Write out each line word for word. Drop pictures.

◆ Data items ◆
** START **

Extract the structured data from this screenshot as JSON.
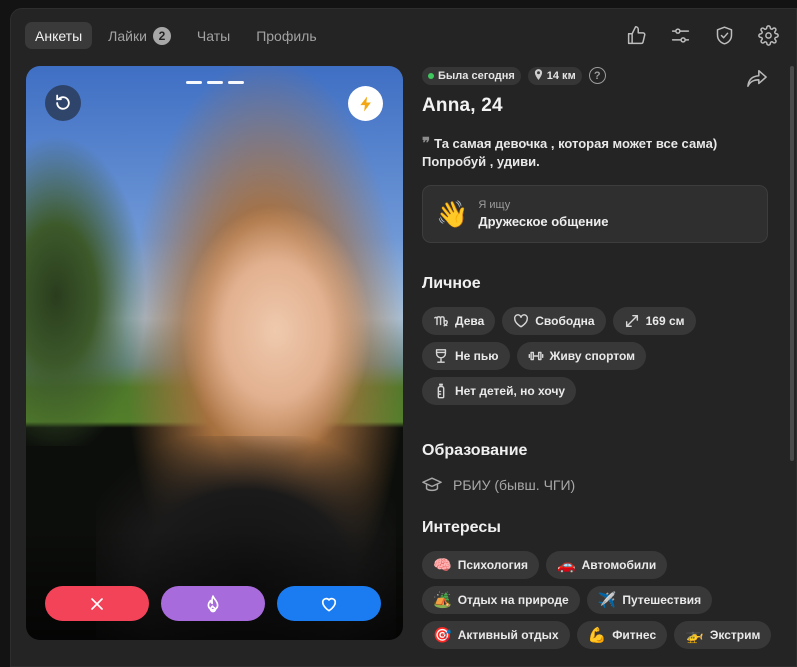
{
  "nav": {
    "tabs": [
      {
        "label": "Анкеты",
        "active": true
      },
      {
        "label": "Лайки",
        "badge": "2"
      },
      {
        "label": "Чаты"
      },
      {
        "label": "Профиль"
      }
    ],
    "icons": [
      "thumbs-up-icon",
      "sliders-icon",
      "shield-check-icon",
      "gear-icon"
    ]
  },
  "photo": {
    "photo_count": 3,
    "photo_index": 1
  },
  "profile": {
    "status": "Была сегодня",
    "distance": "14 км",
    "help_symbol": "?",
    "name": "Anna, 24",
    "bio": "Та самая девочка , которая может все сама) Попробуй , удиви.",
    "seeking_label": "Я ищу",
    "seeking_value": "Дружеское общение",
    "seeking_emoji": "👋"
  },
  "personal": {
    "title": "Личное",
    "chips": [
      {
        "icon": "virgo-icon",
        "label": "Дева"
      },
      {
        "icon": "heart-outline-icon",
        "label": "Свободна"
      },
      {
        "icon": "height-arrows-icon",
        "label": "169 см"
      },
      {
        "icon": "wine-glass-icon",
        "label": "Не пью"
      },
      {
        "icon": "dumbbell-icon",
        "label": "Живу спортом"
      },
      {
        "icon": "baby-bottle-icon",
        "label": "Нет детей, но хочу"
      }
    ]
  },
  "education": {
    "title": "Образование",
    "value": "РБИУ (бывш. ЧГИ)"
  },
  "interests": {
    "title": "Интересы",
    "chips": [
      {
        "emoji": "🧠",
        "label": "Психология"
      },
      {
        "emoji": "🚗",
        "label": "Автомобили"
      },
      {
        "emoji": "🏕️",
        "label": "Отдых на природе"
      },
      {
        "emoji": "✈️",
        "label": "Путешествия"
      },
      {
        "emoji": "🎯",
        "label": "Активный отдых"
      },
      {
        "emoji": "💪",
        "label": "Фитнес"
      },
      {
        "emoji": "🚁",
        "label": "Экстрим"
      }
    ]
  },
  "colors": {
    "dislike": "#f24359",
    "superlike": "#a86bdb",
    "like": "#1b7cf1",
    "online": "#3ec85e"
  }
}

** END **

◆ EXERCISE SOLUTION ◆
Extract the structured data from this screenshot as JSON.
{
  "nav": {
    "tabs": [
      {
        "label": "Анкеты",
        "active": true
      },
      {
        "label": "Лайки",
        "badge": "2"
      },
      {
        "label": "Чаты"
      },
      {
        "label": "Профиль"
      }
    ],
    "icons": [
      "thumbs-up-icon",
      "sliders-icon",
      "shield-check-icon",
      "gear-icon"
    ]
  },
  "photo": {
    "photo_count": 3,
    "photo_index": 1
  },
  "profile": {
    "status": "Была сегодня",
    "distance": "14 км",
    "help_symbol": "?",
    "name": "Anna, 24",
    "bio": "Та самая девочка , которая может все сама) Попробуй , удиви.",
    "seeking_label": "Я ищу",
    "seeking_value": "Дружеское общение",
    "seeking_emoji": "👋"
  },
  "personal": {
    "title": "Личное",
    "chips": [
      {
        "icon": "virgo-icon",
        "label": "Дева"
      },
      {
        "icon": "heart-outline-icon",
        "label": "Свободна"
      },
      {
        "icon": "height-arrows-icon",
        "label": "169 см"
      },
      {
        "icon": "wine-glass-icon",
        "label": "Не пью"
      },
      {
        "icon": "dumbbell-icon",
        "label": "Живу спортом"
      },
      {
        "icon": "baby-bottle-icon",
        "label": "Нет детей, но хочу"
      }
    ]
  },
  "education": {
    "title": "Образование",
    "value": "РБИУ (бывш. ЧГИ)"
  },
  "interests": {
    "title": "Интересы",
    "chips": [
      {
        "emoji": "🧠",
        "label": "Психология"
      },
      {
        "emoji": "🚗",
        "label": "Автомобили"
      },
      {
        "emoji": "🏕️",
        "label": "Отдых на природе"
      },
      {
        "emoji": "✈️",
        "label": "Путешествия"
      },
      {
        "emoji": "🎯",
        "label": "Активный отдых"
      },
      {
        "emoji": "💪",
        "label": "Фитнес"
      },
      {
        "emoji": "🚁",
        "label": "Экстрим"
      }
    ]
  },
  "colors": {
    "dislike": "#f24359",
    "superlike": "#a86bdb",
    "like": "#1b7cf1",
    "online": "#3ec85e"
  }
}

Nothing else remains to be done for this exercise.